• _Task inputs_
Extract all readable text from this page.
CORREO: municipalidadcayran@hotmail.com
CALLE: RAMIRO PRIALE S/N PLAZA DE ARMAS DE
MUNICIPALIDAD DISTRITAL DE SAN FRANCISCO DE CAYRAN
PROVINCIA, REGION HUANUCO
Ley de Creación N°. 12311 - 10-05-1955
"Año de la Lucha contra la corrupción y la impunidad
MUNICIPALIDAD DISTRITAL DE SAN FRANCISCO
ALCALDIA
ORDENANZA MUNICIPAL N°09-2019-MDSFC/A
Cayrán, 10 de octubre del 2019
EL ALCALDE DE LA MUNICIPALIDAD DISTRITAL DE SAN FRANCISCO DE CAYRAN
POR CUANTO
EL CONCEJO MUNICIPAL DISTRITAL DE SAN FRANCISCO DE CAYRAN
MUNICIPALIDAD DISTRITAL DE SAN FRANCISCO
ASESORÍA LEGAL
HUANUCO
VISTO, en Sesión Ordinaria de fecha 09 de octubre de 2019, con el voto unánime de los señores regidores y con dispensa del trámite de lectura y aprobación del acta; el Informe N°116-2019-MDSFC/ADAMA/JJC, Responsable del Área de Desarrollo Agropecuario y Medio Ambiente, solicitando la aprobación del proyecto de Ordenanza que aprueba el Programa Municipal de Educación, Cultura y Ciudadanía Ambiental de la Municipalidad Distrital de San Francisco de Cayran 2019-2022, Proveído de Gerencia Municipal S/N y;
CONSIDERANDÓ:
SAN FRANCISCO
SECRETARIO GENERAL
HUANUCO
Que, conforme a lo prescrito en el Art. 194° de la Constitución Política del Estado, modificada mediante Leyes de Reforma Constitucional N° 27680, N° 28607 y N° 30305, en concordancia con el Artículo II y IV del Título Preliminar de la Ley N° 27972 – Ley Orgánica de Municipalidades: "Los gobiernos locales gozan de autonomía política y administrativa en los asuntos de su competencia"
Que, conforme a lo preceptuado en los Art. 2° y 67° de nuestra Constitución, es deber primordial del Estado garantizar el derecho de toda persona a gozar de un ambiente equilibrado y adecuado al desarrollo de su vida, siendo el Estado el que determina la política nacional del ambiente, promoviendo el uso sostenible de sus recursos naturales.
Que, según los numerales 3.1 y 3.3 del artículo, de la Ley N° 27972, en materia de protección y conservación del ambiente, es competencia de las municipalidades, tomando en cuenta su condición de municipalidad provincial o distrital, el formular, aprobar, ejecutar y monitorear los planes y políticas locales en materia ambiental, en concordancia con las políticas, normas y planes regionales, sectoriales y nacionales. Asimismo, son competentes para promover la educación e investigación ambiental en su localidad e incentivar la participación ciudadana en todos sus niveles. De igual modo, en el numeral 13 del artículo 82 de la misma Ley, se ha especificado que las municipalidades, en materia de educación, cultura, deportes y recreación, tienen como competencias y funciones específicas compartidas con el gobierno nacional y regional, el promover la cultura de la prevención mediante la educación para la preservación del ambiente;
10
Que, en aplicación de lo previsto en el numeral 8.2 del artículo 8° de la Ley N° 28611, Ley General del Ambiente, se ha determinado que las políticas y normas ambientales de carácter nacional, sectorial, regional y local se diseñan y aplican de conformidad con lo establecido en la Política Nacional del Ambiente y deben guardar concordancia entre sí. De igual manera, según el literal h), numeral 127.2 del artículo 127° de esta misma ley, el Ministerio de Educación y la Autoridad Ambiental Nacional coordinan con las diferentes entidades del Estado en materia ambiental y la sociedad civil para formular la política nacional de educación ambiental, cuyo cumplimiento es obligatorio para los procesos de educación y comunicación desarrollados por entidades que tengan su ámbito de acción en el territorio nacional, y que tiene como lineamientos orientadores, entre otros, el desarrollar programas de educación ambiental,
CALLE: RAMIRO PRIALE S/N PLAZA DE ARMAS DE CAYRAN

• _Task requirements_
Copy out all the entries shown above, character for character.

• _Response to the exercise_
Extract all readable text from this page.
CORREO: municipalidadcayran@hotmail.com
CALLE: RAMIRO PRIALE S/N PLAZA DE ARMAS DE
MUNICIPALIDAD DISTRITAL DE SAN FRANCISCO DE CAYRAN
PROVINCIA, REGION HUANUCO
Ley de Creación N°. 12311 - 10-05-1955
"Año de la Lucha contra la corrupción y la impunidad
MUNICIPALIDAD DISTRITAL DE SAN FRANCISCO
ALCALDIA
ORDENANZA MUNICIPAL N°09-2019-MDSFC/A
Cayrán, 10 de octubre del 2019
EL ALCALDE DE LA MUNICIPALIDAD DISTRITAL DE SAN FRANCISCO DE CAYRAN
POR CUANTO
EL CONCEJO MUNICIPAL DISTRITAL DE SAN FRANCISCO DE CAYRAN
MUNICIPALIDAD DISTRITAL DE SAN FRANCISCO
ASESORÍA LEGAL
HUANUCO
VISTO, en Sesión Ordinaria de fecha 09 de octubre de 2019, con el voto unánime de los señores regidores y con dispensa del trámite de lectura y aprobación del acta; el Informe N°116-2019-MDSFC/ADAMA/JJC, Responsable del Área de Desarrollo Agropecuario y Medio Ambiente, solicitando la aprobación del proyecto de Ordenanza que aprueba el Programa Municipal de Educación, Cultura y Ciudadanía Ambiental de la Municipalidad Distrital de San Francisco de Cayran 2019-2022, Proveído de Gerencia Municipal S/N y;
CONSIDERANDÓ:
SAN FRANCISCO
SECRETARIO GENERAL
HUANUCO
Que, conforme a lo prescrito en el Art. 194° de la Constitución Política del Estado, modificada mediante Leyes de Reforma Constitucional N° 27680, N° 28607 y N° 30305, en concordancia con el Artículo II y IV del Título Preliminar de la Ley N° 27972 – Ley Orgánica de Municipalidades: "Los gobiernos locales gozan de autonomía política y administrativa en los asuntos de su competencia"
Que, conforme a lo preceptuado en los Art. 2° y 67° de nuestra Constitución, es deber primordial del Estado garantizar el derecho de toda persona a gozar de un ambiente equilibrado y adecuado al desarrollo de su vida, siendo el Estado el que determina la política nacional del ambiente, promoviendo el uso sostenible de sus recursos naturales.
Que, según los numerales 3.1 y 3.3 del artículo, de la Ley N° 27972, en materia de protección y conservación del ambiente, es competencia de las municipalidades, tomando en cuenta su condición de municipalidad provincial o distrital, el formular, aprobar, ejecutar y monitorear los planes y políticas locales en materia ambiental, en concordancia con las políticas, normas y planes regionales, sectoriales y nacionales. Asimismo, son competentes para promover la educación e investigación ambiental en su localidad e incentivar la participación ciudadana en todos sus niveles. De igual modo, en el numeral 13 del artículo 82 de la misma Ley, se ha especificado que las municipalidades, en materia de educación, cultura, deportes y recreación, tienen como competencias y funciones específicas compartidas con el gobierno nacional y regional, el promover la cultura de la prevención mediante la educación para la preservación del ambiente;
10
Que, en aplicación de lo previsto en el numeral 8.2 del artículo 8° de la Ley N° 28611, Ley General del Ambiente, se ha determinado que las políticas y normas ambientales de carácter nacional, sectorial, regional y local se diseñan y aplican de conformidad con lo establecido en la Política Nacional del Ambiente y deben guardar concordancia entre sí. De igual manera, según el literal h), numeral 127.2 del artículo 127° de esta misma ley, el Ministerio de Educación y la Autoridad Ambiental Nacional coordinan con las diferentes entidades del Estado en materia ambiental y la sociedad civil para formular la política nacional de educación ambiental, cuyo cumplimiento es obligatorio para los procesos de educación y comunicación desarrollados por entidades que tengan su ámbito de acción en el territorio nacional, y que tiene como lineamientos orientadores, entre otros, el desarrollar programas de educación ambiental,
CALLE: RAMIRO PRIALE S/N PLAZA DE ARMAS DE CAYRAN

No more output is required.